В недолгие часы очередной вылазки в город я заглянул в небольшой ресторанчик, заказал китайскую вермишель и острые португальские сосиски просто так, без особой надобности, а потом, наблюдая за скучающим хозяином местного вида, сделал вывод: в меню здешних ресторанов такая же смесь, как и в населении города...
К концу нашего пребывания на острове Оаху я уже мог с уверенностью сказать: Гонолулу — это то самое место, где лучше всего можно узнать, что из себя представляет население Гавайев. Большая часть его — выходцы из Азии или с островов Тихого океана. Особенно заметны здесь японцы.
На Гавайях так много американских граждан японского происхождения, что когда японский император Хирохито после официального визита в Штаты возвращался домой и по пути остановился в Гонолулу, то многие американцы на континенте, глядя на экраны своих телевизоров, спрашивали себя: он еще в Америке или уже в Японии?..

Текст задания 1: Напечатайте дословно часть отрывка о населении Гавайев: начните со слов «В недолгие часы» и остановитесь после слов «заметны здесь японцы.».
Текст задания 2: Выведите без изменений строки записей, начиная с самой первой строки записей и заканчивая строкой, в которой есть «legend: Häuser Wohnungen», включительно.

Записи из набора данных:
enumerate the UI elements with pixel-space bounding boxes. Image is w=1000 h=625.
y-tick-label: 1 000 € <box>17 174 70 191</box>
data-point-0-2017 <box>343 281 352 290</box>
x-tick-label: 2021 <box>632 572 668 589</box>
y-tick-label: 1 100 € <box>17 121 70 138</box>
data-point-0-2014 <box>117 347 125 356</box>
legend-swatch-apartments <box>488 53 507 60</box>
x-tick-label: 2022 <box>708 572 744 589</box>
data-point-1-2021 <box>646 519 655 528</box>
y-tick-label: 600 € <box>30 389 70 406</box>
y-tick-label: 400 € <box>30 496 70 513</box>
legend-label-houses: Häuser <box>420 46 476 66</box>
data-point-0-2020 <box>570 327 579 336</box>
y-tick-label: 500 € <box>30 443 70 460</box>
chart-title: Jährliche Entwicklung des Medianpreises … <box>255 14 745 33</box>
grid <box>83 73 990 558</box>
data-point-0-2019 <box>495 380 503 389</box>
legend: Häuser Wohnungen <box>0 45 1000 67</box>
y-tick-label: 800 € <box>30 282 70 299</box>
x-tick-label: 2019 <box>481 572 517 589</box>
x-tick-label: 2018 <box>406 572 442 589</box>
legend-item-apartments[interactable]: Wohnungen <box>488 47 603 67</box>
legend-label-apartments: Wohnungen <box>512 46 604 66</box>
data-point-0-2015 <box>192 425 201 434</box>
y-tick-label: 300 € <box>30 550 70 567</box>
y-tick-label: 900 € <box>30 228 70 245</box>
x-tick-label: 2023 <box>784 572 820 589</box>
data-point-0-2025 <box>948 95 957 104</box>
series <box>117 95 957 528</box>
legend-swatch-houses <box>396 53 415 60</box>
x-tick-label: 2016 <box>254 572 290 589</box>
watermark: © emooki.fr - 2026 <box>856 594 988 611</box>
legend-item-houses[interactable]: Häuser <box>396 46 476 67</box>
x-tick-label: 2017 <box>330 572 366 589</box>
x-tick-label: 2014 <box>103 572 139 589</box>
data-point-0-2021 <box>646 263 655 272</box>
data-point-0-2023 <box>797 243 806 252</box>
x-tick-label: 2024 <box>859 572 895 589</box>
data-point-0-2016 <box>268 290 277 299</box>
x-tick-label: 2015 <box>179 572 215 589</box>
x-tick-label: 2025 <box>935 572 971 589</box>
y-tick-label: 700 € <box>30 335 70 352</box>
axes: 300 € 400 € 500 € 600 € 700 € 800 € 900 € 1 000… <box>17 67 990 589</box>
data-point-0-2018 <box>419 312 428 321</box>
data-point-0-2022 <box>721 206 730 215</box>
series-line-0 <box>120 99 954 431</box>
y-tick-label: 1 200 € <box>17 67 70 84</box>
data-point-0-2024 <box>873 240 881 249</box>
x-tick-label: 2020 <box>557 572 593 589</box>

Решение 1:
В недолгие часы очередной вылазки в город я заглянул в небольшой ресторанчик, заказал китайскую вермишель и острые португальские сосиски просто так, без особой надобности, а потом, наблюдая за скучающим хозяином местного вида, сделал вывод: в меню здешних ресторанов такая же смесь, как и в населении города...
К концу нашего пребывания на острове Оаху я уже мог с уверенностью сказать: Гонолулу — это то самое место, где лучше всего можно узнать, что из себя представляет население Гавайев. Большая часть его — выходцы из Азии или с островов Тихого океана. Особенно заметны здесь японцы.

Решение 2:
enumerate the UI elements with pixel-space bounding boxes. Image is w=1000 h=625.
y-tick-label: 1 000 € <box>17 174 70 191</box>
data-point-0-2017 <box>343 281 352 290</box>
x-tick-label: 2021 <box>632 572 668 589</box>
y-tick-label: 1 100 € <box>17 121 70 138</box>
data-point-0-2014 <box>117 347 125 356</box>
legend-swatch-apartments <box>488 53 507 60</box>
x-tick-label: 2022 <box>708 572 744 589</box>
data-point-1-2021 <box>646 519 655 528</box>
y-tick-label: 600 € <box>30 389 70 406</box>
y-tick-label: 400 € <box>30 496 70 513</box>
legend-label-houses: Häuser <box>420 46 476 66</box>
data-point-0-2020 <box>570 327 579 336</box>
y-tick-label: 500 € <box>30 443 70 460</box>
chart-title: Jährliche Entwicklung des Medianpreises … <box>255 14 745 33</box>
grid <box>83 73 990 558</box>
data-point-0-2019 <box>495 380 503 389</box>
legend: Häuser Wohnungen <box>0 45 1000 67</box>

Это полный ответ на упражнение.